* WHAT THE TASK ASKS *
Transcribe all the records with complete accuracy.

──────── MATERIAL FOR THE TASK

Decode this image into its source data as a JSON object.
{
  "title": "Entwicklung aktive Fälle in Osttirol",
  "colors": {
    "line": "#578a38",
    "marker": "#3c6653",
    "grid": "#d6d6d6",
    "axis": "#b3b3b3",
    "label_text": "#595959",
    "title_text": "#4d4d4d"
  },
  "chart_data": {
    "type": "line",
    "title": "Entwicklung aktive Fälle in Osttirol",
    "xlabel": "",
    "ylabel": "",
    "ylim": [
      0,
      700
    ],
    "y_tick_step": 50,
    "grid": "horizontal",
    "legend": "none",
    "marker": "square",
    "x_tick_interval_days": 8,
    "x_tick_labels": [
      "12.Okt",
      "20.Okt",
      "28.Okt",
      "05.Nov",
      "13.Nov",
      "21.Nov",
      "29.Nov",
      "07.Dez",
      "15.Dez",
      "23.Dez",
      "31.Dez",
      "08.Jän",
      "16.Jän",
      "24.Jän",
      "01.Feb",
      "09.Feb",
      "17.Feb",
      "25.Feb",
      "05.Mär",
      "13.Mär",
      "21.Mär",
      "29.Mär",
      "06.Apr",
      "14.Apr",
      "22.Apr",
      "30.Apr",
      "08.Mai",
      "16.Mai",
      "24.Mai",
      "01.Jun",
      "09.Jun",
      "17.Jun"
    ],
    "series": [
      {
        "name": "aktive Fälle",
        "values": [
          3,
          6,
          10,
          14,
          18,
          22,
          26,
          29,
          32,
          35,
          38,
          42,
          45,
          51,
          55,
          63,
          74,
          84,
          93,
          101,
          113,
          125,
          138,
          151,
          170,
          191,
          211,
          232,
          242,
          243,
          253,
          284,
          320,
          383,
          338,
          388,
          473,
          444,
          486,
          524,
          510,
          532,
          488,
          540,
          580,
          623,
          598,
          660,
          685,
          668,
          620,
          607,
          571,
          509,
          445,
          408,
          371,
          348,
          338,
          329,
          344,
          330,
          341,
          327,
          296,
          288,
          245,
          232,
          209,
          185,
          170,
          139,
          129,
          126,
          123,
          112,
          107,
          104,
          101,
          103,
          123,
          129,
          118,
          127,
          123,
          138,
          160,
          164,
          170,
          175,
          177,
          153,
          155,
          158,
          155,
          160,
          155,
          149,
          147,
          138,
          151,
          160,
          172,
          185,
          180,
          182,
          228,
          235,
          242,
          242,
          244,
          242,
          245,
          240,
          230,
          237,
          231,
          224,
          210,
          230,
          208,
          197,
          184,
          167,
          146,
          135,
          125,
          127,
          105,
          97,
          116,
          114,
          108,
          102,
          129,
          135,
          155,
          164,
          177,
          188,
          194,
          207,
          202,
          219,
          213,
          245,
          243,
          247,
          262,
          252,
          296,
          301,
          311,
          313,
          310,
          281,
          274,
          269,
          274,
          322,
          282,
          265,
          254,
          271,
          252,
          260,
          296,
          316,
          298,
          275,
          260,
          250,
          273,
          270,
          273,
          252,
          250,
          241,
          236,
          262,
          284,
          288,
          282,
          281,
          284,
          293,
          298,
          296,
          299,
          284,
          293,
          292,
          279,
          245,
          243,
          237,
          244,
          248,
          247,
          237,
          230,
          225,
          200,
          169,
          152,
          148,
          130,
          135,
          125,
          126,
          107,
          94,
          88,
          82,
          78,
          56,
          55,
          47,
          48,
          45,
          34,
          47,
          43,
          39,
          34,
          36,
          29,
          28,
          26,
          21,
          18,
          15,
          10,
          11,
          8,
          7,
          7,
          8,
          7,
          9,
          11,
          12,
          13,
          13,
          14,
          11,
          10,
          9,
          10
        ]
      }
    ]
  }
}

────────────────

* RESPONSE BELOW *
Decode this image into its source data as a JSON object.
{
  "title": "Entwicklung aktive Fälle in Osttirol",
  "colors": {
    "line": "#578a38",
    "marker": "#3c6653",
    "grid": "#d6d6d6",
    "axis": "#b3b3b3",
    "label_text": "#595959",
    "title_text": "#4d4d4d"
  },
  "chart_data": {
    "type": "line",
    "title": "Entwicklung aktive Fälle in Osttirol",
    "xlabel": "",
    "ylabel": "",
    "ylim": [
      0,
      700
    ],
    "y_tick_step": 50,
    "grid": "horizontal",
    "legend": "none",
    "marker": "square",
    "x_tick_interval_days": 8,
    "x_tick_labels": [
      "12.Okt",
      "20.Okt",
      "28.Okt",
      "05.Nov",
      "13.Nov",
      "21.Nov",
      "29.Nov",
      "07.Dez",
      "15.Dez",
      "23.Dez",
      "31.Dez",
      "08.Jän",
      "16.Jän",
      "24.Jän",
      "01.Feb",
      "09.Feb",
      "17.Feb",
      "25.Feb",
      "05.Mär",
      "13.Mär",
      "21.Mär",
      "29.Mär",
      "06.Apr",
      "14.Apr",
      "22.Apr",
      "30.Apr",
      "08.Mai",
      "16.Mai",
      "24.Mai",
      "01.Jun",
      "09.Jun",
      "17.Jun"
    ],
    "series": [
      {
        "name": "aktive Fälle",
        "values": [
          3,
          6,
          10,
          14,
          18,
          22,
          26,
          29,
          32,
          35,
          38,
          42,
          45,
          51,
          55,
          63,
          74,
          84,
          93,
          101,
          113,
          125,
          138,
          151,
          170,
          191,
          211,
          232,
          242,
          243,
          253,
          284,
          320,
          383,
          338,
          388,
          473,
          444,
          486,
          524,
          510,
          532,
          488,
          540,
          580,
          623,
          598,
          660,
          685,
          668,
          620,
          607,
          571,
          509,
          445,
          408,
          371,
          348,
          338,
          329,
          344,
          330,
          341,
          327,
          296,
          288,
          245,
          232,
          209,
          185,
          170,
          139,
          129,
          126,
          123,
          112,
          107,
          104,
          101,
          103,
          123,
          129,
          118,
          127,
          123,
          138,
          160,
          164,
          170,
          175,
          177,
          153,
          155,
          158,
          155,
          160,
          155,
          149,
          147,
          138,
          151,
          160,
          172,
          185,
          180,
          182,
          228,
          235,
          242,
          242,
          244,
          242,
          245,
          240,
          230,
          237,
          231,
          224,
          210,
          230,
          208,
          197,
          184,
          167,
          146,
          135,
          125,
          127,
          105,
          97,
          116,
          114,
          108,
          102,
          129,
          135,
          155,
          164,
          177,
          188,
          194,
          207,
          202,
          219,
          213,
          245,
          243,
          247,
          262,
          252,
          296,
          301,
          311,
          313,
          310,
          281,
          274,
          269,
          274,
          322,
          282,
          265,
          254,
          271,
          252,
          260,
          296,
          316,
          298,
          275,
          260,
          250,
          273,
          270,
          273,
          252,
          250,
          241,
          236,
          262,
          284,
          288,
          282,
          281,
          284,
          293,
          298,
          296,
          299,
          284,
          293,
          292,
          279,
          245,
          243,
          237,
          244,
          248,
          247,
          237,
          230,
          225,
          200,
          169,
          152,
          148,
          130,
          135,
          125,
          126,
          107,
          94,
          88,
          82,
          78,
          56,
          55,
          47,
          48,
          45,
          34,
          47,
          43,
          39,
          34,
          36,
          29,
          28,
          26,
          21,
          18,
          15,
          10,
          11,
          8,
          7,
          7,
          8,
          7,
          9,
          11,
          12,
          13,
          13,
          14,
          11,
          10,
          9,
          10
        ]
      }
    ]
  }
}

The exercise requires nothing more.